## TO BE DONE
Copy each line holding the string "agents".
---------- GIVEN RECORDS ----------
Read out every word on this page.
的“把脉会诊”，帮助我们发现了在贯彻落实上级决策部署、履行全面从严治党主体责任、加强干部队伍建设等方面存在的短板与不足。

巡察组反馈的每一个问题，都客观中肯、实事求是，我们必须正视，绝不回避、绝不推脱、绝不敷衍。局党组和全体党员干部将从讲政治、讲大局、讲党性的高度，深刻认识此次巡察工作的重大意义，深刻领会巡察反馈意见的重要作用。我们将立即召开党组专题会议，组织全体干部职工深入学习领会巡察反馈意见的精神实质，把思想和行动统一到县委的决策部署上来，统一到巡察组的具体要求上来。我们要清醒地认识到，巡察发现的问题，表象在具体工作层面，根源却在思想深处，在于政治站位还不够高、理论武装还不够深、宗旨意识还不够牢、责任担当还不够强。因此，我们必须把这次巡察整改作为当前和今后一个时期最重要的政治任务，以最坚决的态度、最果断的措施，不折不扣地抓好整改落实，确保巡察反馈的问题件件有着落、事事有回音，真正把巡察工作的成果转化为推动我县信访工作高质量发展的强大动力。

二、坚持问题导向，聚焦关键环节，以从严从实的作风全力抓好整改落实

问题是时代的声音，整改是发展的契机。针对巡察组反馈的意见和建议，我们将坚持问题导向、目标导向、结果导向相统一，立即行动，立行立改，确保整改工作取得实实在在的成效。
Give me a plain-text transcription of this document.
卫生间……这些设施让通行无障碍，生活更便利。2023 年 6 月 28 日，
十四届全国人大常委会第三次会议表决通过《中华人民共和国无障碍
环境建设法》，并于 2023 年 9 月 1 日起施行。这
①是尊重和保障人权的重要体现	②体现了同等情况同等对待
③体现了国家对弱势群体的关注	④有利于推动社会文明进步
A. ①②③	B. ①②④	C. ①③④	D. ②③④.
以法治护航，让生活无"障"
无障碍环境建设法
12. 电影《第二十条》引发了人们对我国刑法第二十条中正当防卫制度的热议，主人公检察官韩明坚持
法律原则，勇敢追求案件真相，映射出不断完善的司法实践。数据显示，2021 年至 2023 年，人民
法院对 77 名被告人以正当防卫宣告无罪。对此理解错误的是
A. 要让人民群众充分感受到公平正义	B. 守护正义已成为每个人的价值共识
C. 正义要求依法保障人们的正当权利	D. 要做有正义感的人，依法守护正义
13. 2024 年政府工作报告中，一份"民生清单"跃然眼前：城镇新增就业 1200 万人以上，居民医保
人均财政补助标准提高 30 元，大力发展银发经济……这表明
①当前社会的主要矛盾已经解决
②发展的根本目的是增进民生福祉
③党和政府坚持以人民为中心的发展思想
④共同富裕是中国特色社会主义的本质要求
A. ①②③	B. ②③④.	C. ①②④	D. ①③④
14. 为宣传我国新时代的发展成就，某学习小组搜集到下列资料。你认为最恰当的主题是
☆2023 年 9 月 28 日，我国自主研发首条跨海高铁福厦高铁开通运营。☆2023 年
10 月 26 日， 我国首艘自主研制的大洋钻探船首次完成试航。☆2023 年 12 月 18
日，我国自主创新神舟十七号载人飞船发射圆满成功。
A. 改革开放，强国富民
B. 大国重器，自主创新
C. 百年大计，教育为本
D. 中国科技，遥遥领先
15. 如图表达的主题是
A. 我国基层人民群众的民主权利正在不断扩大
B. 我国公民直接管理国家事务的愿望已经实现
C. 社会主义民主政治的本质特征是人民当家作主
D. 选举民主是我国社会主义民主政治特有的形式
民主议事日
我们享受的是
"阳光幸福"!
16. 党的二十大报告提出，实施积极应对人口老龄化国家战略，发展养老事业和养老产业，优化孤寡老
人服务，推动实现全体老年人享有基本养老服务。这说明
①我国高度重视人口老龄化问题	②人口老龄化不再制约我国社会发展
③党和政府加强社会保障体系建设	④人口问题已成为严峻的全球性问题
----------
---------- GIVEN RECORDS ----------
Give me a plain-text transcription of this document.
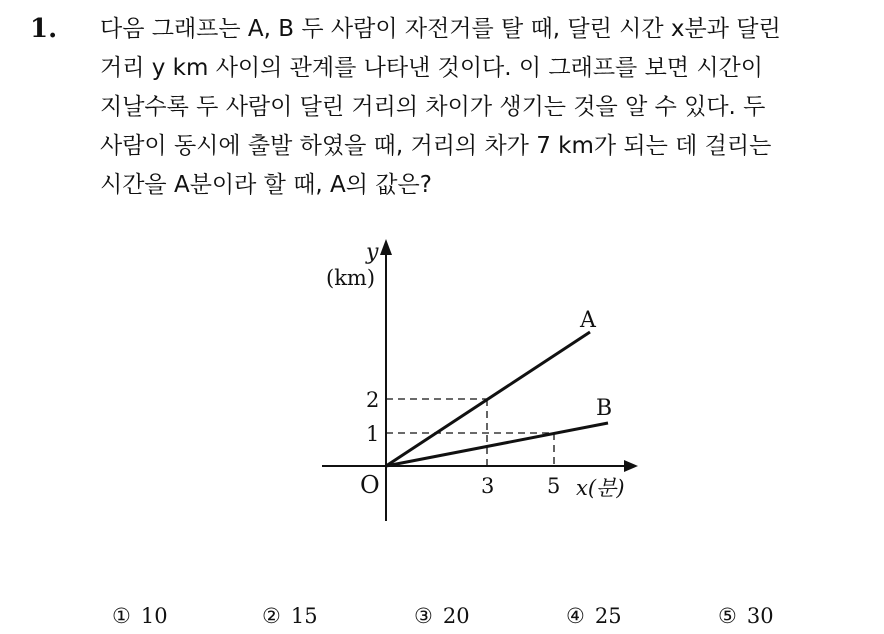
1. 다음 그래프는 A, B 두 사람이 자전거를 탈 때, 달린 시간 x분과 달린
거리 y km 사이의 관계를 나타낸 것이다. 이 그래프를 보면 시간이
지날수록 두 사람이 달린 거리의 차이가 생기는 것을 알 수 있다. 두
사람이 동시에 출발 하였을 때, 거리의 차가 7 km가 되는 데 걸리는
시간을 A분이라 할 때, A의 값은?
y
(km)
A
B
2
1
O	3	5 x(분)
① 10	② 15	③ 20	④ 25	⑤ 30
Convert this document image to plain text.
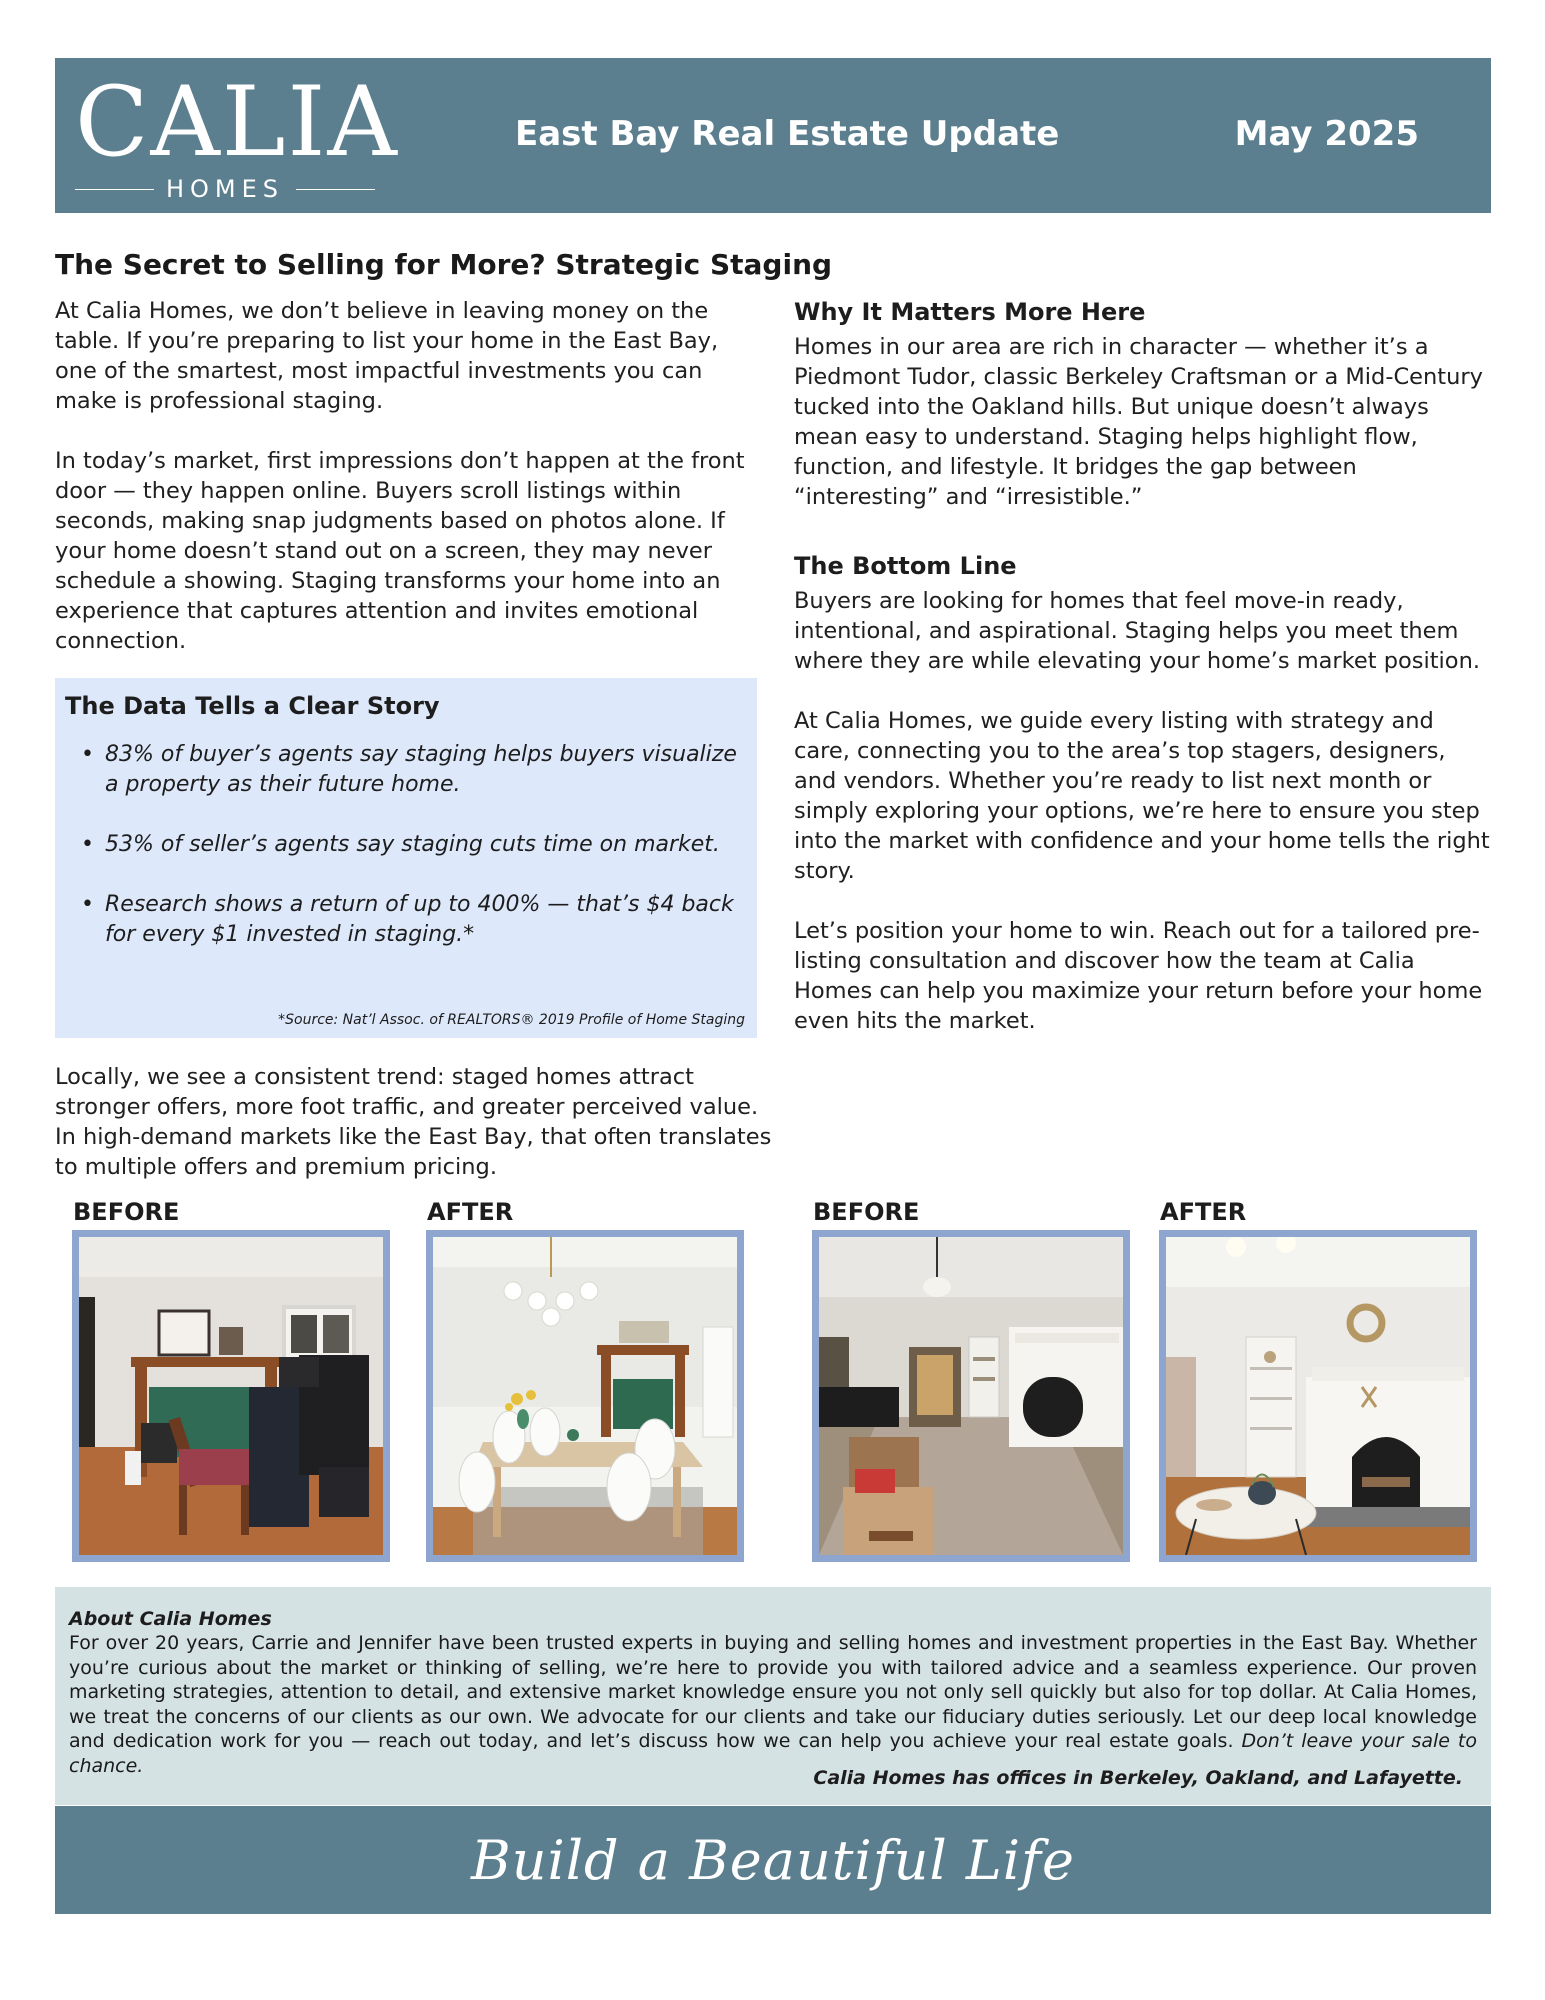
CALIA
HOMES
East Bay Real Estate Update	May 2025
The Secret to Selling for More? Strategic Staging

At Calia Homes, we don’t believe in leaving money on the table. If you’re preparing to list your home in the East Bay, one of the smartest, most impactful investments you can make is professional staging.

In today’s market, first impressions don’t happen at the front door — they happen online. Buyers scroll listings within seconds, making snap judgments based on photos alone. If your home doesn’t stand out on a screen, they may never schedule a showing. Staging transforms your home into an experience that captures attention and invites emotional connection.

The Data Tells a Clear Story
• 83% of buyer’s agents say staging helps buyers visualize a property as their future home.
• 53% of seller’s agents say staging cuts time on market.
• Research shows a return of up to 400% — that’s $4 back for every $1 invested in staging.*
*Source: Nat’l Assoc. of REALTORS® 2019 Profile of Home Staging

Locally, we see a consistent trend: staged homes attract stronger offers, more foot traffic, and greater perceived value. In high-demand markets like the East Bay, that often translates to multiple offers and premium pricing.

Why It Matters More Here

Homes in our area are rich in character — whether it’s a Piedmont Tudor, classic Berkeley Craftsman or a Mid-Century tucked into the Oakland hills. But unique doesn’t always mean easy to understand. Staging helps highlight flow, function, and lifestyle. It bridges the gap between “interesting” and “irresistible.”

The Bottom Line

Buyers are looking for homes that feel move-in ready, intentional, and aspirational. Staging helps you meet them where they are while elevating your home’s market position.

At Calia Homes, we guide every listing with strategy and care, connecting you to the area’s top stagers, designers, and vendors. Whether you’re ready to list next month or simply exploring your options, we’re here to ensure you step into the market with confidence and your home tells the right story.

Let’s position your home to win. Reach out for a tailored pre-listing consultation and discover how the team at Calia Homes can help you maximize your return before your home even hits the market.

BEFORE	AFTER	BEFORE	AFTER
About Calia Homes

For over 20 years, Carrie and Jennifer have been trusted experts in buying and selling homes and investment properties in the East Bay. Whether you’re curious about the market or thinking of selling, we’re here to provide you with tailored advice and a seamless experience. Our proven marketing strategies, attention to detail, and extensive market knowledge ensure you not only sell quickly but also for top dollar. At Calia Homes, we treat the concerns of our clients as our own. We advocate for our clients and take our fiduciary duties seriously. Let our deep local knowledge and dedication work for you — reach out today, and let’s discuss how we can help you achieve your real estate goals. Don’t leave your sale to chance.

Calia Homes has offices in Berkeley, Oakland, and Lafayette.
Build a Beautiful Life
----------
## OUTPUT FOR THIS TASK
• 83% of buyer’s agents say staging helps buyers visualize a property as their future home.
• 53% of seller’s agents say staging cuts time on market.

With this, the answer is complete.